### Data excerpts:
════

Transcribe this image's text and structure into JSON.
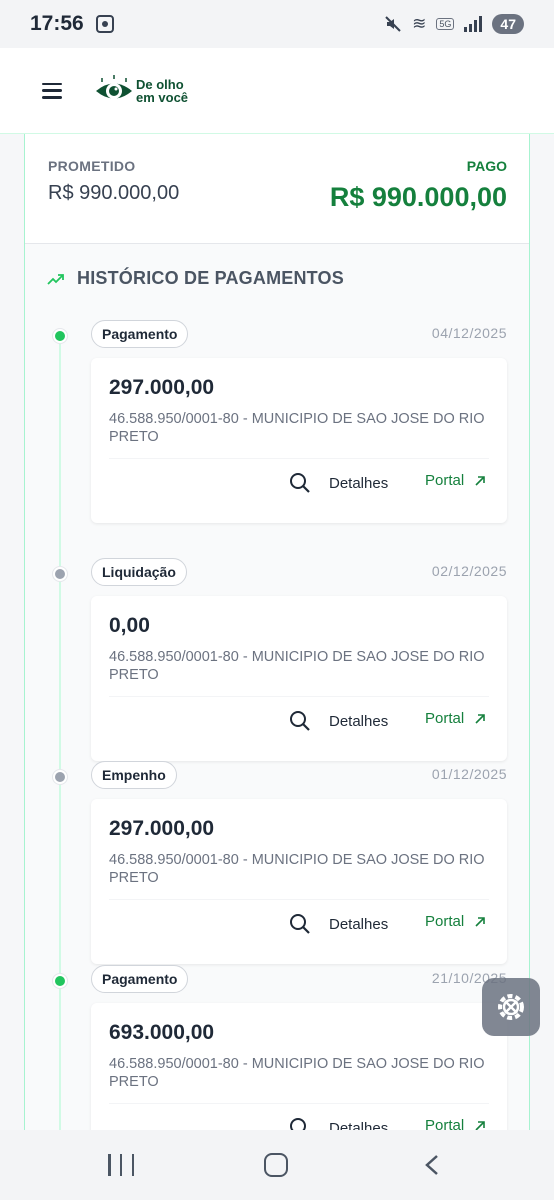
{
  "status_bar": {
    "time": "17:56",
    "battery": "47",
    "network": "5G"
  },
  "header": {
    "logo_line1": "De olho",
    "logo_line2": "em você"
  },
  "summary": {
    "promised_label": "PROMETIDO",
    "promised_value": "R$ 990.000,00",
    "paid_label": "PAGO",
    "paid_value": "R$ 990.000,00"
  },
  "history": {
    "title": "HISTÓRICO DE PAGAMENTOS",
    "details_label": "Detalhes",
    "portal_label": "Portal",
    "entries": [
      {
        "type": "Pagamento",
        "date": "04/12/2025",
        "amount": "297.000,00",
        "description": "46.588.950/0001-80 - MUNICIPIO DE SAO JOSE DO RIO PRETO",
        "dot": "green"
      },
      {
        "type": "Liquidação",
        "date": "02/12/2025",
        "amount": "0,00",
        "description": "46.588.950/0001-80 - MUNICIPIO DE SAO JOSE DO RIO PRETO",
        "dot": "gray"
      },
      {
        "type": "Empenho",
        "date": "01/12/2025",
        "amount": "297.000,00",
        "description": "46.588.950/0001-80 - MUNICIPIO DE SAO JOSE DO RIO PRETO",
        "dot": "gray"
      },
      {
        "type": "Pagamento",
        "date": "21/10/2025",
        "amount": "693.000,00",
        "description": "46.588.950/0001-80 - MUNICIPIO DE SAO JOSE DO RIO PRETO",
        "dot": "green"
      }
    ]
  },
  "colors": {
    "accent_green": "#15803d",
    "dot_green": "#22c55e",
    "dot_gray": "#9ca3af"
  }
}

════

### Given instruction:
From the data above, write out everything exactly except the pictures.

### Complete output:
Transcribe this image's text and structure into JSON.
{
  "status_bar": {
    "time": "17:56",
    "battery": "47",
    "network": "5G"
  },
  "header": {
    "logo_line1": "De olho",
    "logo_line2": "em você"
  },
  "summary": {
    "promised_label": "PROMETIDO",
    "promised_value": "R$ 990.000,00",
    "paid_label": "PAGO",
    "paid_value": "R$ 990.000,00"
  },
  "history": {
    "title": "HISTÓRICO DE PAGAMENTOS",
    "details_label": "Detalhes",
    "portal_label": "Portal",
    "entries": [
      {
        "type": "Pagamento",
        "date": "04/12/2025",
        "amount": "297.000,00",
        "description": "46.588.950/0001-80 - MUNICIPIO DE SAO JOSE DO RIO PRETO",
        "dot": "green"
      },
      {
        "type": "Liquidação",
        "date": "02/12/2025",
        "amount": "0,00",
        "description": "46.588.950/0001-80 - MUNICIPIO DE SAO JOSE DO RIO PRETO",
        "dot": "gray"
      },
      {
        "type": "Empenho",
        "date": "01/12/2025",
        "amount": "297.000,00",
        "description": "46.588.950/0001-80 - MUNICIPIO DE SAO JOSE DO RIO PRETO",
        "dot": "gray"
      },
      {
        "type": "Pagamento",
        "date": "21/10/2025",
        "amount": "693.000,00",
        "description": "46.588.950/0001-80 - MUNICIPIO DE SAO JOSE DO RIO PRETO",
        "dot": "green"
      }
    ]
  },
  "colors": {
    "accent_green": "#15803d",
    "dot_green": "#22c55e",
    "dot_gray": "#9ca3af"
  }
}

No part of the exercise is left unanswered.